+++ Provided data +++
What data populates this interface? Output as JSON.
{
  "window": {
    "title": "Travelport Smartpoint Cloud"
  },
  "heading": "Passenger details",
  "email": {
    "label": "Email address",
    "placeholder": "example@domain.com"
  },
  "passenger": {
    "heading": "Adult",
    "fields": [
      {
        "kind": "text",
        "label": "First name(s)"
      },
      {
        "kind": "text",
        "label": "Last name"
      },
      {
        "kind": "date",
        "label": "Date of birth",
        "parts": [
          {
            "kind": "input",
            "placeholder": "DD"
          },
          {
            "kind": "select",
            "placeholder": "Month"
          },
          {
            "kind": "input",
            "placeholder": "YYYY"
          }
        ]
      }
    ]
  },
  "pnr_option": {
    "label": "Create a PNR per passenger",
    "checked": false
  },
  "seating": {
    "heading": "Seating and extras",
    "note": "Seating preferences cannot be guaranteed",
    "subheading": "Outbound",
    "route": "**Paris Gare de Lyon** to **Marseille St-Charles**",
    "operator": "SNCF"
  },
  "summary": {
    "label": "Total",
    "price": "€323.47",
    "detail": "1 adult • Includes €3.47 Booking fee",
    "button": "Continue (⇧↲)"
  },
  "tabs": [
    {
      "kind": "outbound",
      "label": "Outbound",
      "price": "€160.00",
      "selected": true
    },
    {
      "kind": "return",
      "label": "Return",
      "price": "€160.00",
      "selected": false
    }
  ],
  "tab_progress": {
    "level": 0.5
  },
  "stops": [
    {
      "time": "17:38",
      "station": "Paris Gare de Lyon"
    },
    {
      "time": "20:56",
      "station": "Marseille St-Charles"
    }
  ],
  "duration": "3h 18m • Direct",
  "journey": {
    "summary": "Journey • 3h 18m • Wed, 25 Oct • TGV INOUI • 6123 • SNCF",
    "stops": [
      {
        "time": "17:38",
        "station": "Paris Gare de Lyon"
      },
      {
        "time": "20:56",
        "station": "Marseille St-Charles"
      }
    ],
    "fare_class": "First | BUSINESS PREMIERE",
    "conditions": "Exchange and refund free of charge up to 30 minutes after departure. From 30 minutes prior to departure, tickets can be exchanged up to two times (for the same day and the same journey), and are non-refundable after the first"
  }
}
+++
Required work: List every line above that contains the word "station".

Exercise response:
      "station": "Paris Gare de Lyon"
      "station": "Marseille St-Charles"
        "station": "Paris Gare de Lyon"
        "station": "Marseille St-Charles"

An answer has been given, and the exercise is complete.